Material for this exercise →
────────────────────────────────────────

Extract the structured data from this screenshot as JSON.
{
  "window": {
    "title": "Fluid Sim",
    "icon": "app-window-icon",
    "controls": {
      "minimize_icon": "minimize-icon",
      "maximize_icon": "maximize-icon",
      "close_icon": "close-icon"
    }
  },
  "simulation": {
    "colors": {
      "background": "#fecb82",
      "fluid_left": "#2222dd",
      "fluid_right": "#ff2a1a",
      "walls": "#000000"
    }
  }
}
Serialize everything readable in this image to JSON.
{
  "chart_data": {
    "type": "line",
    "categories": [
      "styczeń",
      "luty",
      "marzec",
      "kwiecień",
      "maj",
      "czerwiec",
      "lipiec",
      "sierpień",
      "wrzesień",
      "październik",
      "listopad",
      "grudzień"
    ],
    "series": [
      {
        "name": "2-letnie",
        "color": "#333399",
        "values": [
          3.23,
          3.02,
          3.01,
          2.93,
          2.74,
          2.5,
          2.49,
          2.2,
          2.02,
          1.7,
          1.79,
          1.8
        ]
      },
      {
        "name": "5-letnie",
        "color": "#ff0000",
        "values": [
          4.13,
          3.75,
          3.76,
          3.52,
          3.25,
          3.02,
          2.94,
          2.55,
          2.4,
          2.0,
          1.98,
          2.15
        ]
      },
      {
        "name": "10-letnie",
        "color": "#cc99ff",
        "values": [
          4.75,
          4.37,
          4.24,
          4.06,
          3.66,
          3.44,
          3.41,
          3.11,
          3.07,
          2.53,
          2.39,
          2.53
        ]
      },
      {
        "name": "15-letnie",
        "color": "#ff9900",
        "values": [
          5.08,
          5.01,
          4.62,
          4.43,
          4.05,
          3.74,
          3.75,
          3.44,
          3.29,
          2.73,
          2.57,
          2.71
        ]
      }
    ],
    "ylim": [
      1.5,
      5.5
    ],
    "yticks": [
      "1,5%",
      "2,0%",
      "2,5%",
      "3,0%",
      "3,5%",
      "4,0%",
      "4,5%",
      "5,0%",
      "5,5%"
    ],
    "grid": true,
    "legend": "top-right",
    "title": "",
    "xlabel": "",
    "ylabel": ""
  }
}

────────────────────────────────────────

Task goal → Among the lines of the data, identify those with the word "letnie". Copy each of them.

Solved exercise →
        "name": "2-letnie",
        "name": "5-letnie",
        "name": "10-letnie",
        "name": "15-letnie",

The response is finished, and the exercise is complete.